(Stored data)
● ● ●

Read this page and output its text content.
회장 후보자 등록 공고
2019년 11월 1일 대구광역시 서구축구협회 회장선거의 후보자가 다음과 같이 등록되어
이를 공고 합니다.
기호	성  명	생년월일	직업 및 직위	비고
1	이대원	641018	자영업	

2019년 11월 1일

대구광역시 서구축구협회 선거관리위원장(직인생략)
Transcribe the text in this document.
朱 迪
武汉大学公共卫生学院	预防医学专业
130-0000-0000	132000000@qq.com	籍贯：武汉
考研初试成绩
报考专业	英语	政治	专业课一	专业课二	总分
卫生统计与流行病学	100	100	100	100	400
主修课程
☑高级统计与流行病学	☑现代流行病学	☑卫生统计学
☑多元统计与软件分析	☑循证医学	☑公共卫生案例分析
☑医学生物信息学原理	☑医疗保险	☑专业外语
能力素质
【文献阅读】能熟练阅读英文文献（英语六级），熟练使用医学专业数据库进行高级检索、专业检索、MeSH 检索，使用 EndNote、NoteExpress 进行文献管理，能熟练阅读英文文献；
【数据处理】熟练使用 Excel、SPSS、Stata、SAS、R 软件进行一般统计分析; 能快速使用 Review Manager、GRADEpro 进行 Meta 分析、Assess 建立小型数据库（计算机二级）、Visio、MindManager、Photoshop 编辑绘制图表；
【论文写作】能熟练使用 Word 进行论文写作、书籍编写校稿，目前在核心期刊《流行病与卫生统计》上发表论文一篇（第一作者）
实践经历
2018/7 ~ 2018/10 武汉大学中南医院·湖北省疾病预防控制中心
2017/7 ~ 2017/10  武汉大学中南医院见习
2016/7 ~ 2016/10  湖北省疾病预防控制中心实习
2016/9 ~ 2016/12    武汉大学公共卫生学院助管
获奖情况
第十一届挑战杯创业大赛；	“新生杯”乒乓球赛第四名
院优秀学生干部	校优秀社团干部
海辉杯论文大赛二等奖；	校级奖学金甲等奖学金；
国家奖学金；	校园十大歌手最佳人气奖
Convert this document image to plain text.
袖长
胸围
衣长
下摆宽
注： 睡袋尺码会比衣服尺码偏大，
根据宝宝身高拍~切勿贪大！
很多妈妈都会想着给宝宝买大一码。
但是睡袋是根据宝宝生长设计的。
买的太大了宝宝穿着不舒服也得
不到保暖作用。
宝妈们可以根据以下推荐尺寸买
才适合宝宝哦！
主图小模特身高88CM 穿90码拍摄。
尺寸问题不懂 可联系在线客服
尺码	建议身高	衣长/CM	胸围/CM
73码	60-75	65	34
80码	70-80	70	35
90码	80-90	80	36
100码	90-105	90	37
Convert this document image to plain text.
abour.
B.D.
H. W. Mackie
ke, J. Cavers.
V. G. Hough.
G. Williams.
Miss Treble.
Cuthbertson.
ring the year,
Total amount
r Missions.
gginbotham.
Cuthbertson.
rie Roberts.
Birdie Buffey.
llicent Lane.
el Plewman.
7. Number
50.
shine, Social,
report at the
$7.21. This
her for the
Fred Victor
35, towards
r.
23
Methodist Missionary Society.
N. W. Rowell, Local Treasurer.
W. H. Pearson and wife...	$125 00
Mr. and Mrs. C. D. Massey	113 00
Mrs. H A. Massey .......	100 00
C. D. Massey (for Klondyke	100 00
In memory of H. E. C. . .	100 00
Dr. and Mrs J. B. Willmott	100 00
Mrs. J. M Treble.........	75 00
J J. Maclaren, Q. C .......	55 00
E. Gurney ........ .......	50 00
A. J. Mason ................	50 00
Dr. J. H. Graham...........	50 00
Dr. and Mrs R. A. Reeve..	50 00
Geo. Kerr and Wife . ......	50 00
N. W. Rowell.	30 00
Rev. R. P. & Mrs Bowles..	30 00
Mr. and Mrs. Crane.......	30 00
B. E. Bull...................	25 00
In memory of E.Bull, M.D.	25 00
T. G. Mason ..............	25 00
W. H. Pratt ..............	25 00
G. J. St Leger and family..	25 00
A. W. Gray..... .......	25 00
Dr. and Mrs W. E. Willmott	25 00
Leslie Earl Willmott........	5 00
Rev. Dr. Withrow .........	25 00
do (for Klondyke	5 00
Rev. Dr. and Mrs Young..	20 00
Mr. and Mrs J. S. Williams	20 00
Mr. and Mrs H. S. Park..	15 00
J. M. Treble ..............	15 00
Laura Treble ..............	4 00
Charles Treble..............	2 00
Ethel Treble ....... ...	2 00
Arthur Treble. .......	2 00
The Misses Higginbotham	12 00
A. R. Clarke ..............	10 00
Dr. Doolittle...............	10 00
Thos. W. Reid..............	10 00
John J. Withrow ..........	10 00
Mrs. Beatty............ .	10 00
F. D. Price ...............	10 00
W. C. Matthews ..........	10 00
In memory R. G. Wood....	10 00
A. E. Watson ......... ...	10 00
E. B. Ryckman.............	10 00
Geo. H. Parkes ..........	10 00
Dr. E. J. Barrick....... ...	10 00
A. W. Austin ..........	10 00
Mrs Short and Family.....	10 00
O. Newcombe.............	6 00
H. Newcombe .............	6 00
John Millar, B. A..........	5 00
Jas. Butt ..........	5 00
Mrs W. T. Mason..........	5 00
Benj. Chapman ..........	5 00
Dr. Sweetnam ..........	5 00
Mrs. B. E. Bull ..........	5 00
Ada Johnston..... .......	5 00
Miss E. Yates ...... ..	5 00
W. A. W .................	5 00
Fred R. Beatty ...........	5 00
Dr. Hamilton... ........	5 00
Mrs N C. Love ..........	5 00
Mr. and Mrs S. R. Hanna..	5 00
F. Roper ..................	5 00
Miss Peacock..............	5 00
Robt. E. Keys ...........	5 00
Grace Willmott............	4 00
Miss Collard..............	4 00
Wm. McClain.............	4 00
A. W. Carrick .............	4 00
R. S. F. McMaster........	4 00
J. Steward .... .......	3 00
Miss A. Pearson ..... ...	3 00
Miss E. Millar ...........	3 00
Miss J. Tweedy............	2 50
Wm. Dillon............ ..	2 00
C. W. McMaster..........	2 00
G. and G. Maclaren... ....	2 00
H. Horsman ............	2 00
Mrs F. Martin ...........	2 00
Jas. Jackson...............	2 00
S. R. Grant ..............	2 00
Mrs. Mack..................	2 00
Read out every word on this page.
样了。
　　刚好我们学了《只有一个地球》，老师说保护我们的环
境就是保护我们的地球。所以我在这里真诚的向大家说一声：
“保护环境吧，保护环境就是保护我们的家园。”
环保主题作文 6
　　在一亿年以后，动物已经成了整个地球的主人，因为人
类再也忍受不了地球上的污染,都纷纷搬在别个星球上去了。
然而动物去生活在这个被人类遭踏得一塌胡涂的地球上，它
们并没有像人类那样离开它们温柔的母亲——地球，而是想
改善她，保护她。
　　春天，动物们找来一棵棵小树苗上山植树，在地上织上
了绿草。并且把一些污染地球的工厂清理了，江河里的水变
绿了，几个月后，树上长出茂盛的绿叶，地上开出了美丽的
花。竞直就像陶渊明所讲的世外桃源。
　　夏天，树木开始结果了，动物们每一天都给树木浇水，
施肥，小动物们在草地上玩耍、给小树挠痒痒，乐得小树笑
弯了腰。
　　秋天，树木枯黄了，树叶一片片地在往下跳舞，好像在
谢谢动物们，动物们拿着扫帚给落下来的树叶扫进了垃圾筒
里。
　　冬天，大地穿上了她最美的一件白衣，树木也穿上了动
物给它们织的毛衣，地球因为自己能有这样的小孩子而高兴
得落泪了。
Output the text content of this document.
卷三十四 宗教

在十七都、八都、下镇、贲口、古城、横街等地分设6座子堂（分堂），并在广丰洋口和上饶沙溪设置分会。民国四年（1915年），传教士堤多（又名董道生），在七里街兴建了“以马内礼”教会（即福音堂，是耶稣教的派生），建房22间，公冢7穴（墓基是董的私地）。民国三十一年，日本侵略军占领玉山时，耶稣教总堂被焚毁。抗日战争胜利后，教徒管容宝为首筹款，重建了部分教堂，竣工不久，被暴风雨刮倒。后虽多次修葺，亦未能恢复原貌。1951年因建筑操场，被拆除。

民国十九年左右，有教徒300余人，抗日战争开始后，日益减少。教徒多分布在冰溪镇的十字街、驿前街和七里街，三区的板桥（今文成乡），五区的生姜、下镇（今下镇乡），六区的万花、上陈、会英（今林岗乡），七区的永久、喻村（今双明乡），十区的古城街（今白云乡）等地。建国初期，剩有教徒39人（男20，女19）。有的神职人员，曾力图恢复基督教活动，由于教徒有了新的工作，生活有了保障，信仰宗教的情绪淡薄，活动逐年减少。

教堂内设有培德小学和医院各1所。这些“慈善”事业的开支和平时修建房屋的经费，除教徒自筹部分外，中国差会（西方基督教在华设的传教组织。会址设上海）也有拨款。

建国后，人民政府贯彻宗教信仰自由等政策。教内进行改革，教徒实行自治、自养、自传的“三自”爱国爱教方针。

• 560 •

● ● ●

> [Problem details]: Pull every line containing the word "Massey" out of the entries above.

> [Exercise output]:
Mr. and Mrs. C. D. Massey	113 00
Mrs. H A. Massey .......	100 00
C. D. Massey (for Klondyke	100 00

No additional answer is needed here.